* **Requirements**: Each line that holds the word "hash" should be returned.
— Begin Stored records —
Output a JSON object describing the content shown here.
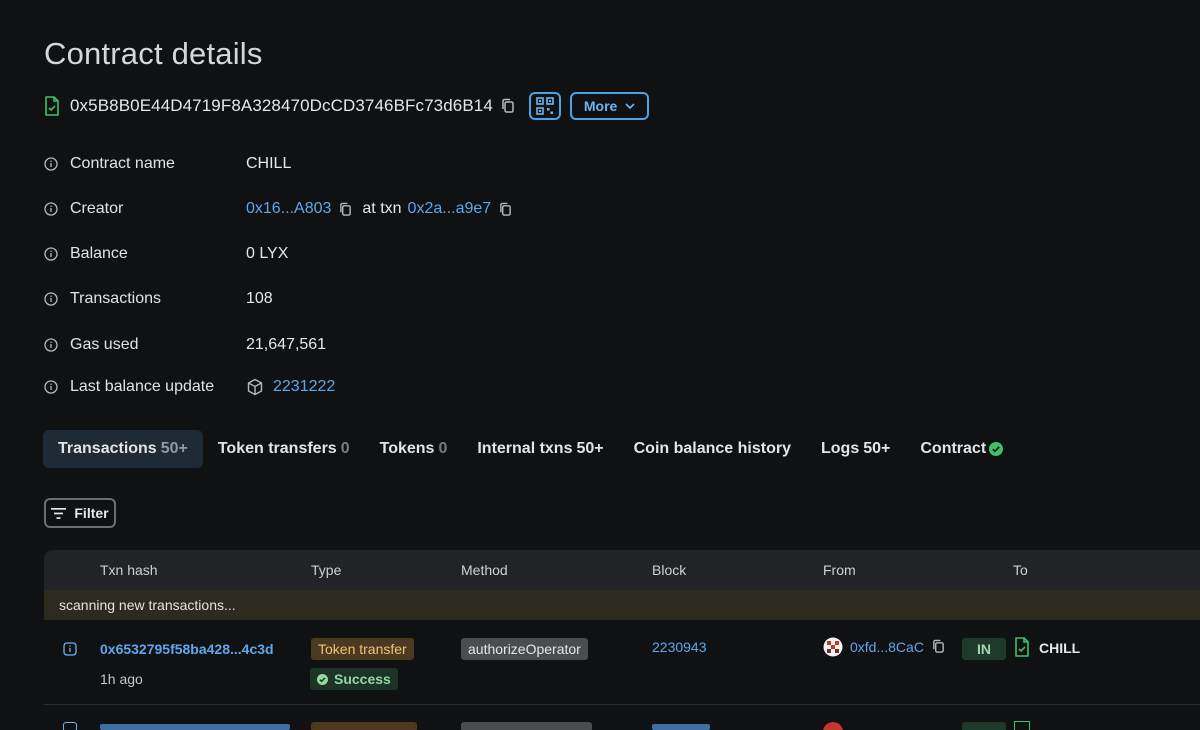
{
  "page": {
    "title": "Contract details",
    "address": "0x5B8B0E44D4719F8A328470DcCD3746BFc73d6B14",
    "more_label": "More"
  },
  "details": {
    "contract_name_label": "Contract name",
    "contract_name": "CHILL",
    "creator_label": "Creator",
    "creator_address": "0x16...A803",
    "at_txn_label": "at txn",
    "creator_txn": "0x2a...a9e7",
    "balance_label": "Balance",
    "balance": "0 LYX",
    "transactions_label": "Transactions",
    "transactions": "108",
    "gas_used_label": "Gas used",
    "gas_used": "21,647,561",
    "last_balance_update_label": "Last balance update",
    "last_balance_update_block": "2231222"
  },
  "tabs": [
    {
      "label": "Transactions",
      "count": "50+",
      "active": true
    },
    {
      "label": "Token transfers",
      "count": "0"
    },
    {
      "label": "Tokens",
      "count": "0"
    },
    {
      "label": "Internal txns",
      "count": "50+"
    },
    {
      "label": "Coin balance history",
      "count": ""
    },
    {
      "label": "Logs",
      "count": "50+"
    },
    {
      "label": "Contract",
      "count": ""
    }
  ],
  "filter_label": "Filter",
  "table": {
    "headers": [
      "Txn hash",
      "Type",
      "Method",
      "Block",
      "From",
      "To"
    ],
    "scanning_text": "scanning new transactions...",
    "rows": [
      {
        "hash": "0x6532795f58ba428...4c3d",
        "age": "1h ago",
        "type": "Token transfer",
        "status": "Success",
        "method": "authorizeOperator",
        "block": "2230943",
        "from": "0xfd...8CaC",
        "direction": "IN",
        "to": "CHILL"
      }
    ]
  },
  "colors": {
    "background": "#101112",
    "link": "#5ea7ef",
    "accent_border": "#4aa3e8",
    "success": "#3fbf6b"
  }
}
— End Stored records —
— Begin Stored records —
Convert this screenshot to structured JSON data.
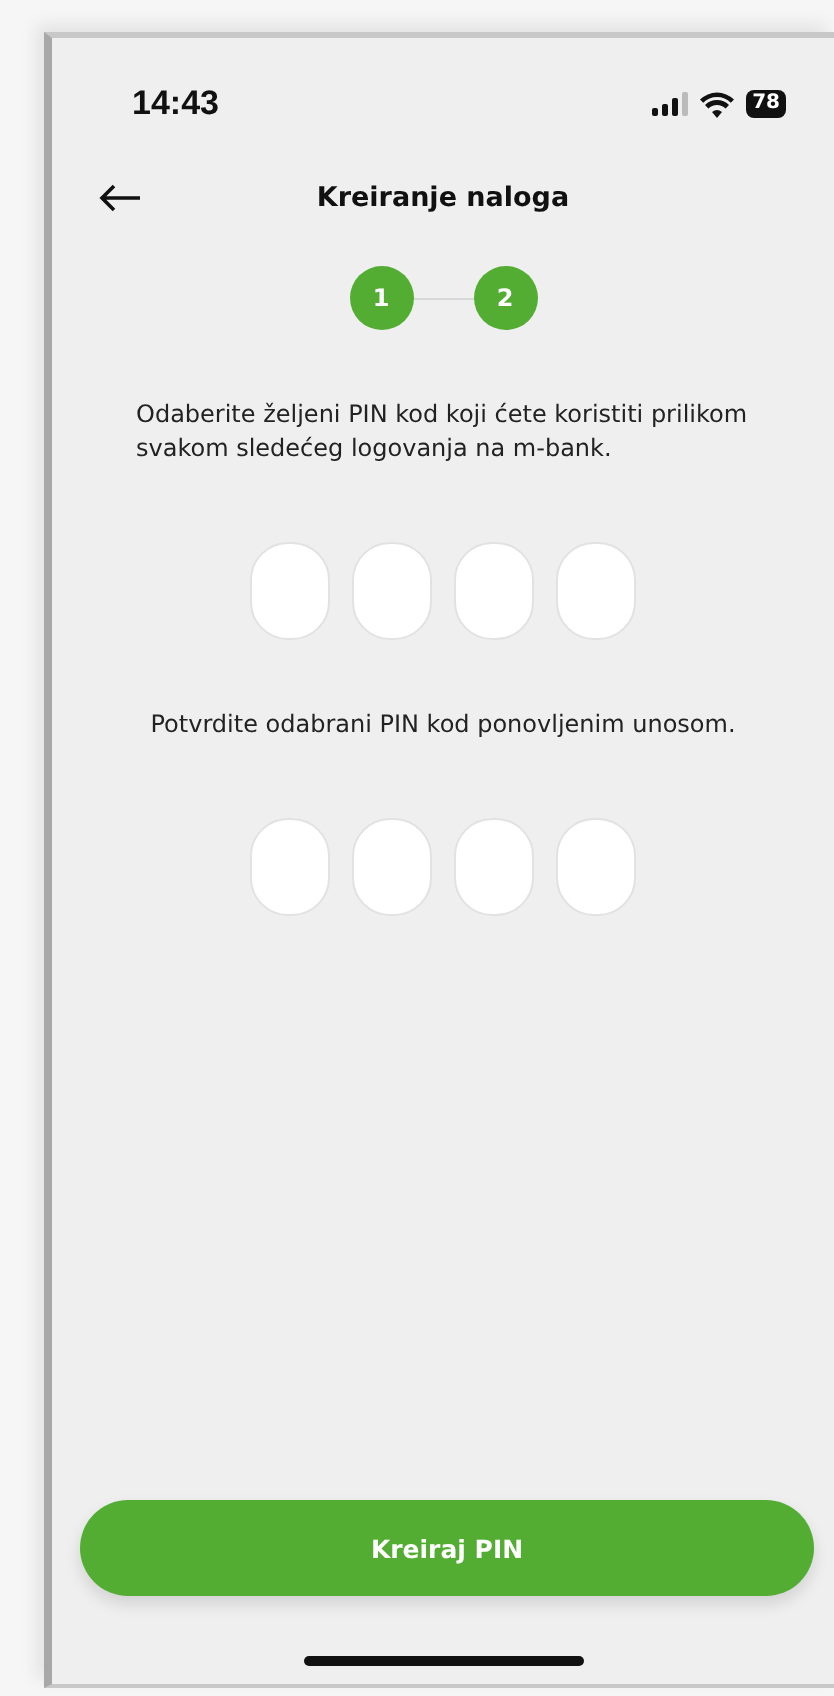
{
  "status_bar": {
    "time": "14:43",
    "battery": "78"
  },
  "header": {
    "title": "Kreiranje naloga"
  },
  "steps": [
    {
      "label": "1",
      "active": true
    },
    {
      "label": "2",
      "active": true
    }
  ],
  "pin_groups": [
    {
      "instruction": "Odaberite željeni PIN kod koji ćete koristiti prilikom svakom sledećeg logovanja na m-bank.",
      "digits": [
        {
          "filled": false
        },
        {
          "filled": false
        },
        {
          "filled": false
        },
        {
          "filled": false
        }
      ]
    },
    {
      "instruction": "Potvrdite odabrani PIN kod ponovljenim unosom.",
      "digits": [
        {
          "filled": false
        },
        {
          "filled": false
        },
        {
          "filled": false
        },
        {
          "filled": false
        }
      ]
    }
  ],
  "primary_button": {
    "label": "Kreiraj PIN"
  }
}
— End Stored records —
— Begin Stored records —
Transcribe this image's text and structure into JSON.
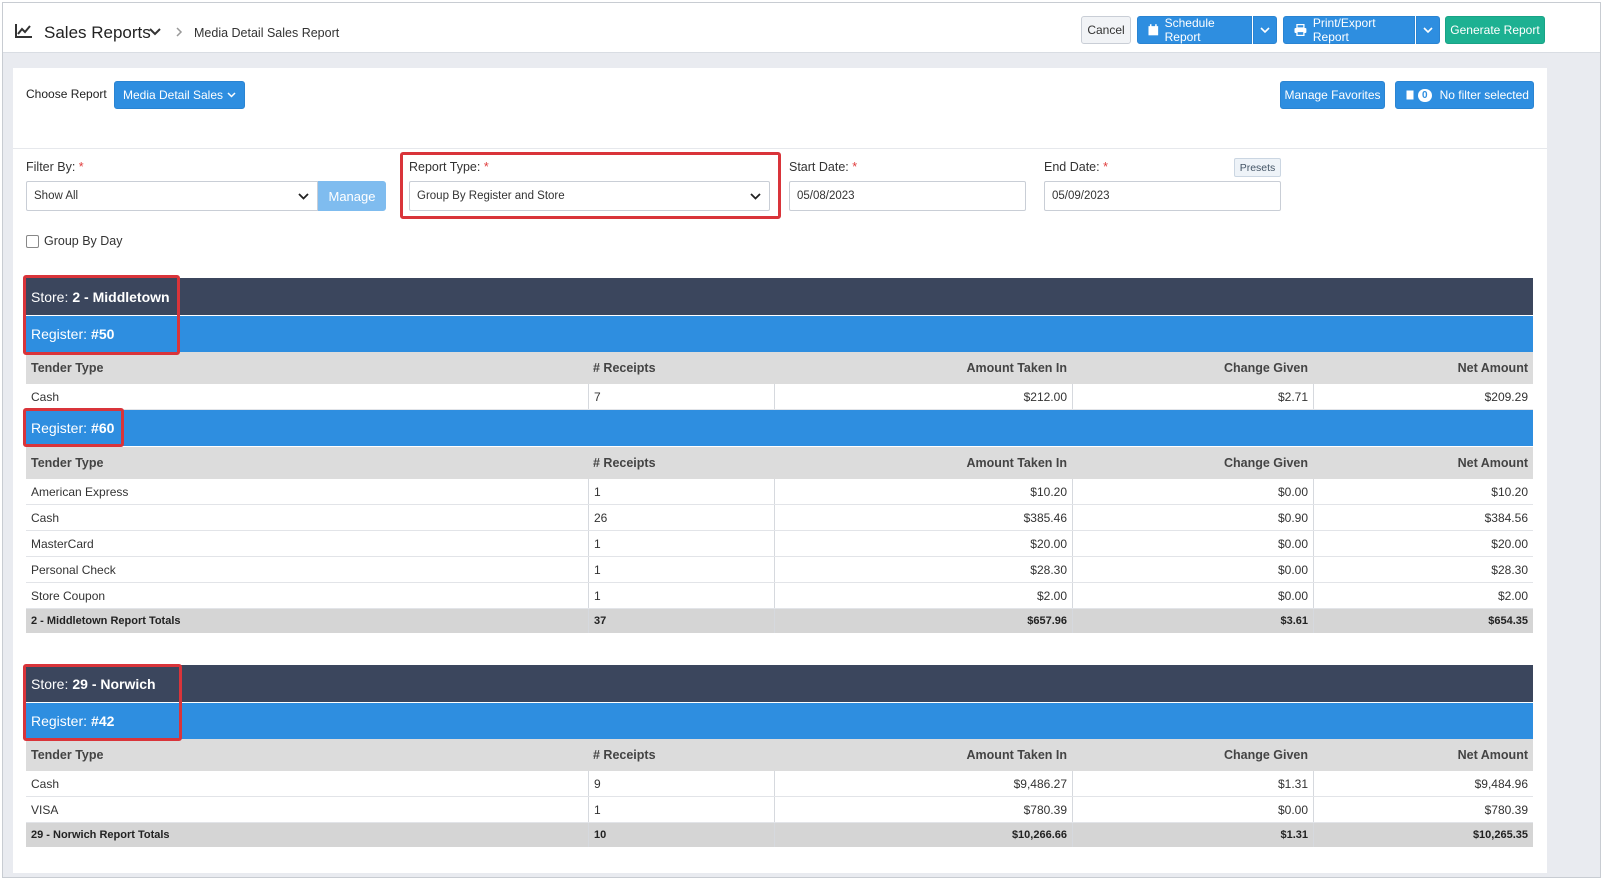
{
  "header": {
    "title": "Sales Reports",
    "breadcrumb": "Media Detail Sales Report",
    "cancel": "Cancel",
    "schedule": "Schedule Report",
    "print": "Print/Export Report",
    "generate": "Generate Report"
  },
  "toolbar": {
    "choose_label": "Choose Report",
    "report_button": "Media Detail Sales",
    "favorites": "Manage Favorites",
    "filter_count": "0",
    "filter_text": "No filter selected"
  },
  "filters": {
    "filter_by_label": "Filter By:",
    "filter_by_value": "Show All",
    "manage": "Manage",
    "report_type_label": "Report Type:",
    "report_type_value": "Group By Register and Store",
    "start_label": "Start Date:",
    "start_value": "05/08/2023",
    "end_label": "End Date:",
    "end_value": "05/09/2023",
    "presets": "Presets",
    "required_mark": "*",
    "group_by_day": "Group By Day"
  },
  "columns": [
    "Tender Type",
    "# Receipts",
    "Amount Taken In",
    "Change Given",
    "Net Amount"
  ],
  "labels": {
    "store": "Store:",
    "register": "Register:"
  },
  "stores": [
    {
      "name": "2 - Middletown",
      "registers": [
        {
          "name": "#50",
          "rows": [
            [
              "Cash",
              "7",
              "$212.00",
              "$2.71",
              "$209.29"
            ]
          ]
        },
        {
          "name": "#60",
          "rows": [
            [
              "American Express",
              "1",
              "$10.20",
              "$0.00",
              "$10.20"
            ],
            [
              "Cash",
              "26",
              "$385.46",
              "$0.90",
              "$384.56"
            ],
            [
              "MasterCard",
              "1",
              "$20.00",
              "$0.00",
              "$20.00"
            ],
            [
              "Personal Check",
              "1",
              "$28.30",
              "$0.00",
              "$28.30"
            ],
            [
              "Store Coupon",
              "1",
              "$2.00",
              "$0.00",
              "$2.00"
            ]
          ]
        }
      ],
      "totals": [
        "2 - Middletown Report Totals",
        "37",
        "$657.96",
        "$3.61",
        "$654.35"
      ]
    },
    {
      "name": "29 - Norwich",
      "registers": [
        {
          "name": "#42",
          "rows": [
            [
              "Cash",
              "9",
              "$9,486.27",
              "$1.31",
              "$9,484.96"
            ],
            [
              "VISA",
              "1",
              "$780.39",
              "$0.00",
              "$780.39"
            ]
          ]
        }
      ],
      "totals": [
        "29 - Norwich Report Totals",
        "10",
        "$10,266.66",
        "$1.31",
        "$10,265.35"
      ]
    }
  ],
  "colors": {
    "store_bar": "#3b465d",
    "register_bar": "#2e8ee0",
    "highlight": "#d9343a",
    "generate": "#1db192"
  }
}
— End Stored records —
* **Task response**:
      "Txn hash",
        "hash": "0x6532795f58ba428...4c3d",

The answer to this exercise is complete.